-- Start Extracted material --
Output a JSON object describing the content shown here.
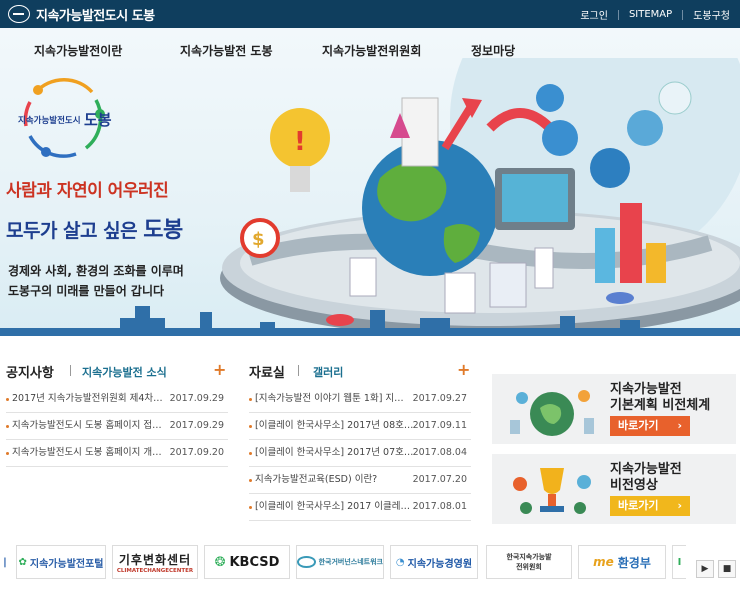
{
  "header": {
    "logo_text": "지속가능발전도시 도봉",
    "util_links": [
      "로그인",
      "SITEMAP",
      "도봉구청"
    ]
  },
  "gnb": [
    "지속가능발전이란",
    "지속가능발전 도봉",
    "지속가능발전위원회",
    "정보마당"
  ],
  "hero": {
    "emblem_text": "지속가능발전도시",
    "emblem_big": "도봉",
    "slogan_line1": "사람과 자연이 어우러진",
    "slogan_line2_a": "모두가 살고 싶은 ",
    "slogan_line2_b": "도봉",
    "sub_line1": "경제와 사회, 환경의 조화를 이루며",
    "sub_line2": "도봉구의 미래를 만들어 갑니다"
  },
  "notice": {
    "title": "공지사항",
    "tab": "지속가능발전 소식",
    "items": [
      {
        "title": "2017년 지속가능발전위원회 제4차…",
        "date": "2017.09.29"
      },
      {
        "title": "지속가능발전도시 도봉 홈페이지 접…",
        "date": "2017.09.29"
      },
      {
        "title": "지속가능발전도시 도봉 홈페이지 개…",
        "date": "2017.09.20"
      }
    ]
  },
  "archive": {
    "title": "자료실",
    "tab": "갤러리",
    "items": [
      {
        "title": "[지속가능발전 이야기 웹툰 1화] 지…",
        "date": "2017.09.27"
      },
      {
        "title": "[이클레이 한국사무소] 2017년 08호…",
        "date": "2017.09.11"
      },
      {
        "title": "[이클레이 한국사무소] 2017년 07호…",
        "date": "2017.08.04"
      },
      {
        "title": "지속가능발전교육(ESD) 이란?",
        "date": "2017.07.20"
      },
      {
        "title": "[이클레이 한국사무소] 2017 이클레…",
        "date": "2017.08.01"
      }
    ]
  },
  "promos": [
    {
      "title1": "지속가능발전",
      "title2": "기본계획 비전체계",
      "button": "바로가기",
      "color": "#e8612c"
    },
    {
      "title1": "지속가능발전",
      "title2": "비전영상",
      "button": "바로가기",
      "color": "#f1b71c"
    }
  ],
  "banners": [
    {
      "label": "지속가능발전포털",
      "color": "#2a5ea8"
    },
    {
      "label": "기후변화센터",
      "sub": "CLIMATECHANGECENTER",
      "color": "#222222"
    },
    {
      "label": "KBCSD",
      "color": "#1a1a1a"
    },
    {
      "label": "한국거버넌스네트워크",
      "color": "#2a7a9a"
    },
    {
      "label": "지속가능경영원",
      "color": "#1c56a6"
    },
    {
      "label": "한국지속가능발전위원회",
      "color": "#333333"
    },
    {
      "label": "환경부",
      "color": "#2a6fb7"
    }
  ],
  "banner_controls": [
    "play-icon",
    "stop-icon"
  ],
  "colors": {
    "topbar": "#0f3e5e",
    "accent_orange": "#e07a2a",
    "tab_teal": "#1b6f8f"
  }
}
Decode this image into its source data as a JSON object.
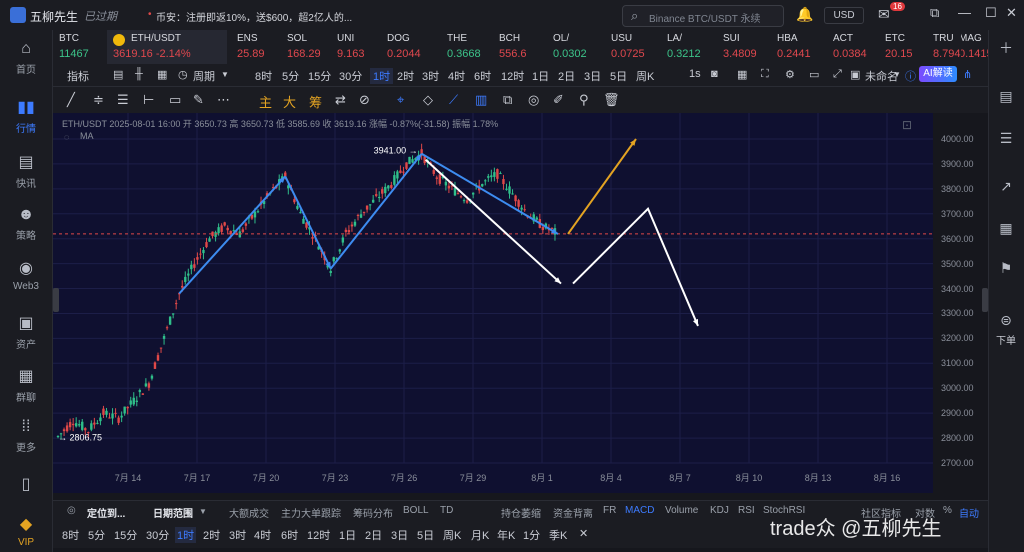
{
  "app": {
    "name": "五柳先生",
    "login_status": "已过期"
  },
  "news": {
    "text": "币安：注册即返10%，送$600，超2亿人的..."
  },
  "search": {
    "placeholder": "Binance BTC/USDT 永续"
  },
  "currency": "USD",
  "mail_badge": "16",
  "sidebar": [
    {
      "label": "首页",
      "icon": "home-icon"
    },
    {
      "label": "行情",
      "icon": "chart-icon",
      "active": true
    },
    {
      "label": "快讯",
      "icon": "news-icon"
    },
    {
      "label": "策略",
      "icon": "robot-icon"
    },
    {
      "label": "Web3",
      "icon": "web3-icon"
    },
    {
      "label": "资产",
      "icon": "wallet-icon"
    },
    {
      "label": "群聊",
      "icon": "chat-icon"
    },
    {
      "label": "更多",
      "icon": "more-icon"
    },
    {
      "label": "VIP",
      "icon": "vip-icon"
    }
  ],
  "tickers": [
    {
      "sym": "BTC",
      "price": "11467",
      "up": true
    },
    {
      "sym": "ETH/USDT",
      "price": "3619.16  -2.14%",
      "active": true
    },
    {
      "sym": "ENS",
      "price": "25.89"
    },
    {
      "sym": "SOL",
      "price": "168.29"
    },
    {
      "sym": "UNI",
      "price": "9.163"
    },
    {
      "sym": "DOG",
      "price": "0.2044"
    },
    {
      "sym": "THE",
      "price": "0.3668",
      "up": true
    },
    {
      "sym": "BCH",
      "price": "556.6"
    },
    {
      "sym": "OL/",
      "price": "0.0302",
      "up": true
    },
    {
      "sym": "USU",
      "price": "0.0725"
    },
    {
      "sym": "LA/",
      "price": "0.3212",
      "up": true
    },
    {
      "sym": "SUI",
      "price": "3.4809"
    },
    {
      "sym": "HBA",
      "price": "0.2441"
    },
    {
      "sym": "ACT",
      "price": "0.0384"
    },
    {
      "sym": "ETC",
      "price": "20.15"
    },
    {
      "sym": "TRU",
      "price": "8.794"
    },
    {
      "sym": "MAG",
      "price": "0.1415"
    }
  ],
  "toolbar1": {
    "indicators": "指标",
    "period": "周期",
    "timeframes": [
      "8时",
      "5分",
      "15分",
      "30分",
      "1时",
      "2时",
      "3时",
      "4时",
      "6时",
      "12时",
      "1日",
      "2日",
      "3日",
      "5日",
      "周K"
    ],
    "selected_tf": "1时",
    "interval": "1s",
    "untitled": "未命名",
    "ai": "AI解读"
  },
  "toolbar2": {
    "main": "主",
    "big": "大",
    "chip": "筹"
  },
  "chart": {
    "ohlc": "ETH/USDT  2025-08-01 16:00  开 3650.73  高 3650.73  低 3585.69  收 3619.16  涨幅 -0.87%(-31.58)  振幅 1.78%",
    "ma_label": "MA",
    "high_label": "3941.00",
    "low_label": "2806.75",
    "price_ticks": [
      "4000.00",
      "3900.00",
      "3800.00",
      "3700.00",
      "3600.00",
      "3500.00",
      "3400.00",
      "3300.00",
      "3200.00",
      "3100.00",
      "3000.00",
      "2900.00",
      "2800.00",
      "2700.00"
    ],
    "date_ticks": [
      "7月 14",
      "7月 17",
      "7月 20",
      "7月 23",
      "7月 26",
      "7月 29",
      "8月 1",
      "8月 4",
      "8月 7",
      "8月 10",
      "8月 13",
      "8月 16"
    ]
  },
  "chart_data": {
    "type": "line",
    "title": "",
    "xlabel": "",
    "ylabel": "",
    "ylim": [
      2700,
      4000
    ],
    "current_price": 3619.16,
    "series": [
      {
        "name": "",
        "values": [
          2806,
          2870,
          2830,
          2900,
          2880,
          2950,
          3020,
          3200,
          3380,
          3500,
          3600,
          3650,
          3620,
          3700,
          3780,
          3850,
          3700,
          3600,
          3480,
          3620,
          3700,
          3760,
          3820,
          3900,
          3941,
          3850,
          3800,
          3760,
          3820,
          3860,
          3780,
          3700,
          3650,
          3619
        ]
      }
    ]
  },
  "indicators_row": {
    "position": "定位到...",
    "date_range": "日期范围",
    "items": [
      "大额成交",
      "主力大单跟踪",
      "筹码分布",
      "BOLL",
      "TD",
      "持仓萎缩",
      "资金背离",
      "FR",
      "MACD",
      "Volume",
      "KDJ",
      "RSI",
      "StochRSI"
    ],
    "selected": "MACD",
    "community": "社区指标",
    "log": "对数",
    "pct": "%",
    "auto": "自动"
  },
  "tf_row": {
    "items": [
      "8时",
      "5分",
      "15分",
      "30分",
      "1时",
      "2时",
      "3时",
      "4时",
      "6时",
      "12时",
      "1日",
      "2日",
      "3日",
      "5日",
      "周K",
      "月K",
      "年K",
      "1分",
      "季K"
    ],
    "selected": "1时"
  },
  "watermark": "trade众 @五柳先生",
  "right_sidebar": {
    "label": "下单"
  }
}
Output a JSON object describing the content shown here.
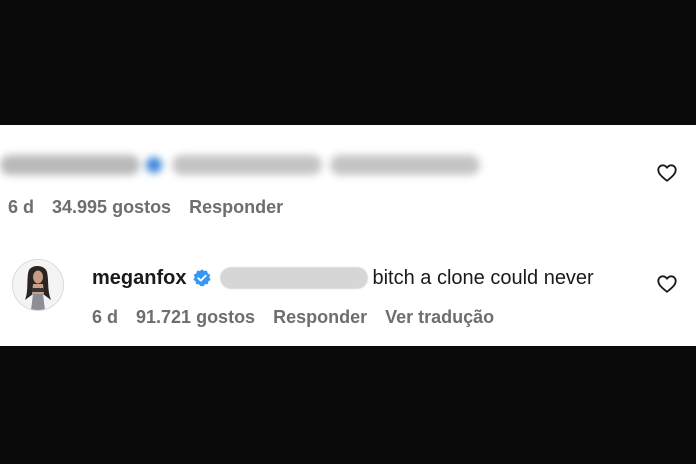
-- End Extracted material --
Leave out the pictures and transcribe everything else exactly.

Output a JSON object describing the content shown here.
{
  "header": {
    "logo_text": "지속가능발전도시 도봉",
    "util_links": [
      "로그인",
      "SITEMAP",
      "도봉구청"
    ]
  },
  "gnb": [
    "지속가능발전이란",
    "지속가능발전 도봉",
    "지속가능발전위원회",
    "정보마당"
  ],
  "hero": {
    "emblem_text": "지속가능발전도시",
    "emblem_big": "도봉",
    "slogan_line1": "사람과 자연이 어우러진",
    "slogan_line2_a": "모두가 살고 싶은 ",
    "slogan_line2_b": "도봉",
    "sub_line1": "경제와 사회, 환경의 조화를 이루며",
    "sub_line2": "도봉구의 미래를 만들어 갑니다"
  },
  "notice": {
    "title": "공지사항",
    "tab": "지속가능발전 소식",
    "items": [
      {
        "title": "2017년 지속가능발전위원회 제4차…",
        "date": "2017.09.29"
      },
      {
        "title": "지속가능발전도시 도봉 홈페이지 접…",
        "date": "2017.09.29"
      },
      {
        "title": "지속가능발전도시 도봉 홈페이지 개…",
        "date": "2017.09.20"
      }
    ]
  },
  "archive": {
    "title": "자료실",
    "tab": "갤러리",
    "items": [
      {
        "title": "[지속가능발전 이야기 웹툰 1화] 지…",
        "date": "2017.09.27"
      },
      {
        "title": "[이클레이 한국사무소] 2017년 08호…",
        "date": "2017.09.11"
      },
      {
        "title": "[이클레이 한국사무소] 2017년 07호…",
        "date": "2017.08.04"
      },
      {
        "title": "지속가능발전교육(ESD) 이란?",
        "date": "2017.07.20"
      },
      {
        "title": "[이클레이 한국사무소] 2017 이클레…",
        "date": "2017.08.01"
      }
    ]
  },
  "promos": [
    {
      "title1": "지속가능발전",
      "title2": "기본계획 비전체계",
      "button": "바로가기",
      "color": "#e8612c"
    },
    {
      "title1": "지속가능발전",
      "title2": "비전영상",
      "button": "바로가기",
      "color": "#f1b71c"
    }
  ],
  "banners": [
    {
      "label": "지속가능발전포털",
      "color": "#2a5ea8"
    },
    {
      "label": "기후변화센터",
      "sub": "CLIMATECHANGECENTER",
      "color": "#222222"
    },
    {
      "label": "KBCSD",
      "color": "#1a1a1a"
    },
    {
      "label": "한국거버넌스네트워크",
      "color": "#2a7a9a"
    },
    {
      "label": "지속가능경영원",
      "color": "#1c56a6"
    },
    {
      "label": "한국지속가능발전위원회",
      "color": "#333333"
    },
    {
      "label": "환경부",
      "color": "#2a6fb7"
    }
  ],
  "banner_controls": [
    "play-icon",
    "stop-icon"
  ],
  "colors": {
    "topbar": "#0f3e5e",
    "accent_orange": "#e07a2a",
    "tab_teal": "#1b6f8f"
  }
}
Decode this image into its source data as a JSON object.
{
  "app": {
    "name": "五柳先生",
    "login_status": "已过期"
  },
  "news": {
    "text": "币安：注册即返10%，送$600，超2亿人的..."
  },
  "search": {
    "placeholder": "Binance BTC/USDT 永续"
  },
  "currency": "USD",
  "mail_badge": "16",
  "sidebar": [
    {
      "label": "首页",
      "icon": "home-icon"
    },
    {
      "label": "行情",
      "icon": "chart-icon",
      "active": true
    },
    {
      "label": "快讯",
      "icon": "news-icon"
    },
    {
      "label": "策略",
      "icon": "robot-icon"
    },
    {
      "label": "Web3",
      "icon": "web3-icon"
    },
    {
      "label": "资产",
      "icon": "wallet-icon"
    },
    {
      "label": "群聊",
      "icon": "chat-icon"
    },
    {
      "label": "更多",
      "icon": "more-icon"
    },
    {
      "label": "VIP",
      "icon": "vip-icon"
    }
  ],
  "tickers": [
    {
      "sym": "BTC",
      "price": "11467",
      "up": true
    },
    {
      "sym": "ETH/USDT",
      "price": "3619.16  -2.14%",
      "active": true
    },
    {
      "sym": "ENS",
      "price": "25.89"
    },
    {
      "sym": "SOL",
      "price": "168.29"
    },
    {
      "sym": "UNI",
      "price": "9.163"
    },
    {
      "sym": "DOG",
      "price": "0.2044"
    },
    {
      "sym": "THE",
      "price": "0.3668",
      "up": true
    },
    {
      "sym": "BCH",
      "price": "556.6"
    },
    {
      "sym": "OL/",
      "price": "0.0302",
      "up": true
    },
    {
      "sym": "USU",
      "price": "0.0725"
    },
    {
      "sym": "LA/",
      "price": "0.3212",
      "up": true
    },
    {
      "sym": "SUI",
      "price": "3.4809"
    },
    {
      "sym": "HBA",
      "price": "0.2441"
    },
    {
      "sym": "ACT",
      "price": "0.0384"
    },
    {
      "sym": "ETC",
      "price": "20.15"
    },
    {
      "sym": "TRU",
      "price": "8.794"
    },
    {
      "sym": "MAG",
      "price": "0.1415"
    }
  ],
  "toolbar1": {
    "indicators": "指标",
    "period": "周期",
    "timeframes": [
      "8时",
      "5分",
      "15分",
      "30分",
      "1时",
      "2时",
      "3时",
      "4时",
      "6时",
      "12时",
      "1日",
      "2日",
      "3日",
      "5日",
      "周K"
    ],
    "selected_tf": "1时",
    "interval": "1s",
    "untitled": "未命名",
    "ai": "AI解读"
  },
  "toolbar2": {
    "main": "主",
    "big": "大",
    "chip": "筹"
  },
  "chart": {
    "ohlc": "ETH/USDT  2025-08-01 16:00  开 3650.73  高 3650.73  低 3585.69  收 3619.16  涨幅 -0.87%(-31.58)  振幅 1.78%",
    "ma_label": "MA",
    "high_label": "3941.00",
    "low_label": "2806.75",
    "price_ticks": [
      "4000.00",
      "3900.00",
      "3800.00",
      "3700.00",
      "3600.00",
      "3500.00",
      "3400.00",
      "3300.00",
      "3200.00",
      "3100.00",
      "3000.00",
      "2900.00",
      "2800.00",
      "2700.00"
    ],
    "date_ticks": [
      "7月 14",
      "7月 17",
      "7月 20",
      "7月 23",
      "7月 26",
      "7月 29",
      "8月 1",
      "8月 4",
      "8月 7",
      "8月 10",
      "8月 13",
      "8月 16"
    ]
  },
  "chart_data": {
    "type": "line",
    "title": "",
    "xlabel": "",
    "ylabel": "",
    "ylim": [
      2700,
      4000
    ],
    "current_price": 3619.16,
    "series": [
      {
        "name": "",
        "values": [
          2806,
          2870,
          2830,
          2900,
          2880,
          2950,
          3020,
          3200,
          3380,
          3500,
          3600,
          3650,
          3620,
          3700,
          3780,
          3850,
          3700,
          3600,
          3480,
          3620,
          3700,
          3760,
          3820,
          3900,
          3941,
          3850,
          3800,
          3760,
          3820,
          3860,
          3780,
          3700,
          3650,
          3619
        ]
      }
    ]
  },
  "indicators_row": {
    "position": "定位到...",
    "date_range": "日期范围",
    "items": [
      "大额成交",
      "主力大单跟踪",
      "筹码分布",
      "BOLL",
      "TD",
      "持仓萎缩",
      "资金背离",
      "FR",
      "MACD",
      "Volume",
      "KDJ",
      "RSI",
      "StochRSI"
    ],
    "selected": "MACD",
    "community": "社区指标",
    "log": "对数",
    "pct": "%",
    "auto": "自动"
  },
  "tf_row": {
    "items": [
      "8时",
      "5分",
      "15分",
      "30分",
      "1时",
      "2时",
      "3时",
      "4时",
      "6时",
      "12时",
      "1日",
      "2日",
      "3日",
      "5日",
      "周K",
      "月K",
      "年K",
      "1分",
      "季K"
    ],
    "selected": "1时"
  },
  "watermark": "trade众 @五柳先生",
  "right_sidebar": {
    "label": "下单"
  }
}
Output a JSON object describing the content shown here.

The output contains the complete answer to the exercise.